Stored records:
· · ·

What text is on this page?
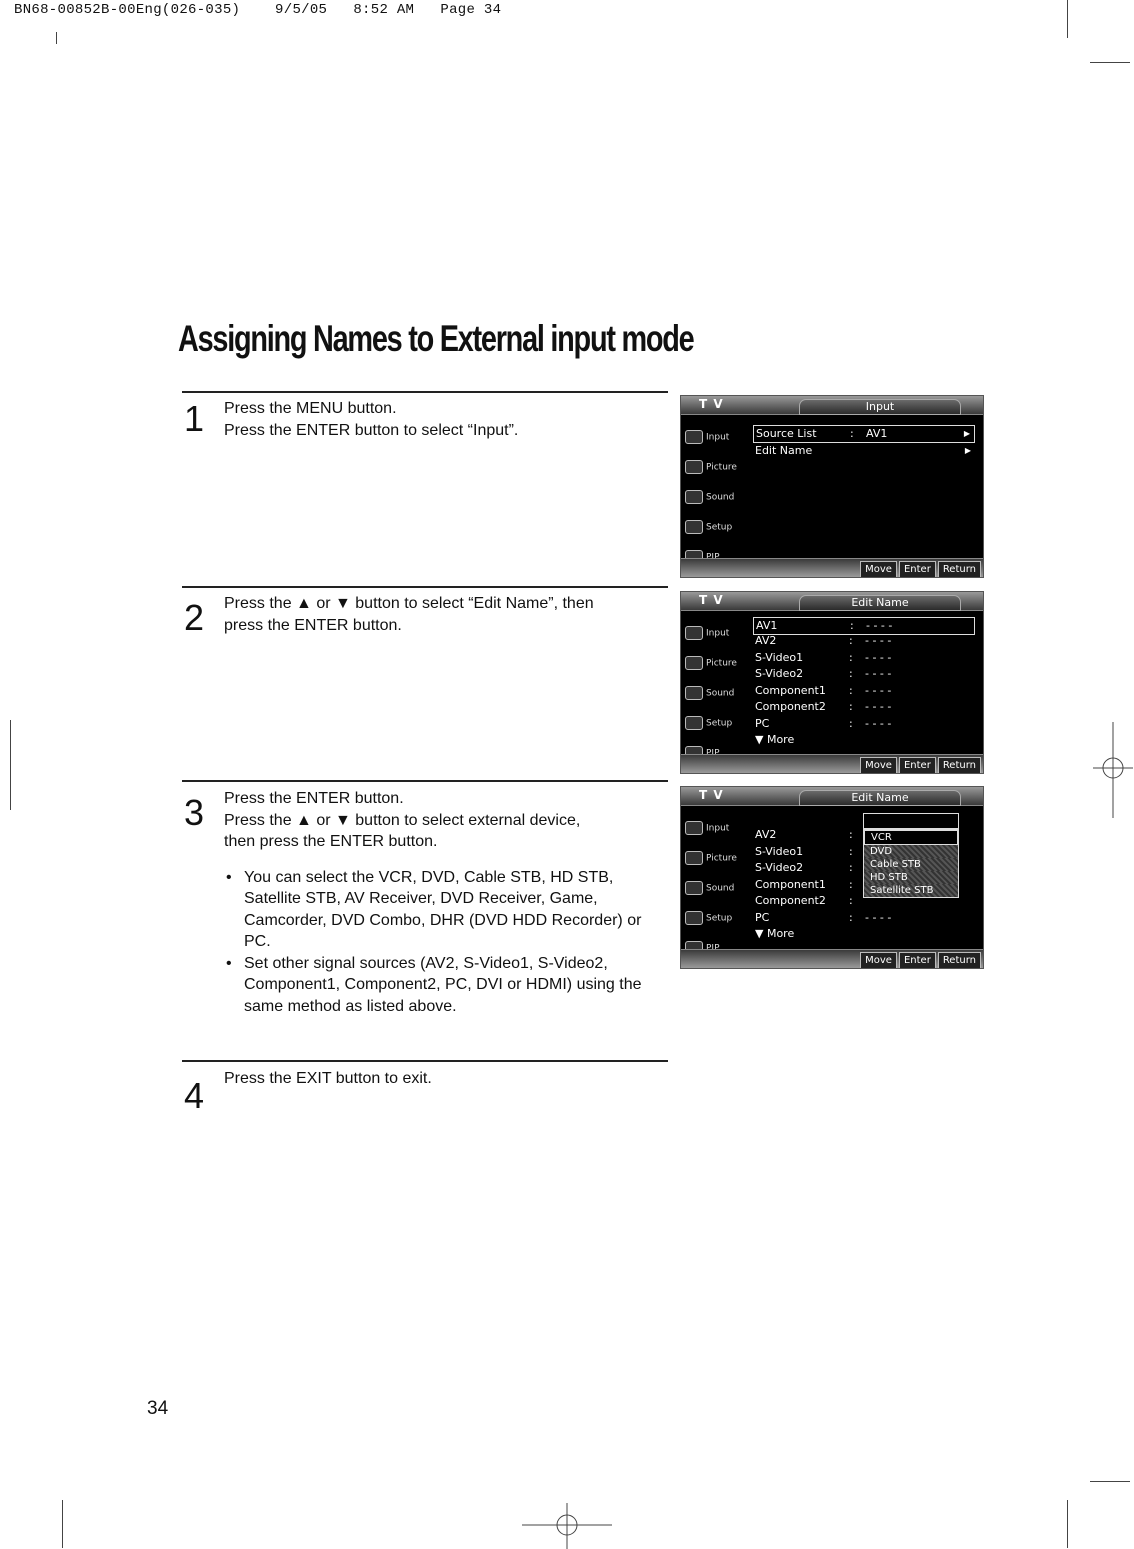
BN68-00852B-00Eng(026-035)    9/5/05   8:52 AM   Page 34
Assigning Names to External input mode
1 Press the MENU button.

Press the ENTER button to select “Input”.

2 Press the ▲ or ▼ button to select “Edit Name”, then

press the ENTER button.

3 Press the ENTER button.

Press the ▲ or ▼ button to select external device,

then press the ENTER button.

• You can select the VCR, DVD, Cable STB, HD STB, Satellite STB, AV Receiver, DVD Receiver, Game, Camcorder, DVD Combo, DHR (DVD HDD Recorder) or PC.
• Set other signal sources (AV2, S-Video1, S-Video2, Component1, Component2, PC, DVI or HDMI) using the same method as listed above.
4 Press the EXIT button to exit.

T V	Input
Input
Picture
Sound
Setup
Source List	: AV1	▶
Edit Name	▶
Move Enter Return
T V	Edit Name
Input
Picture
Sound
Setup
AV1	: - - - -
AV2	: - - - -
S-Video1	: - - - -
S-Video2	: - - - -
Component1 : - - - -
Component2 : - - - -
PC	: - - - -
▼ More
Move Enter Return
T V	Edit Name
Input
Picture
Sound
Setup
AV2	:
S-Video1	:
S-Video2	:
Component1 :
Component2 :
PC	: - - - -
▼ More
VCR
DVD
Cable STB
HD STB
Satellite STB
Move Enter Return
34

· · ·

• _WRITTEN INSTRUCTION_: Tally the lines in the listing that hold "button" and report the number alone.

• _PROBLEM SOLUTION_: 8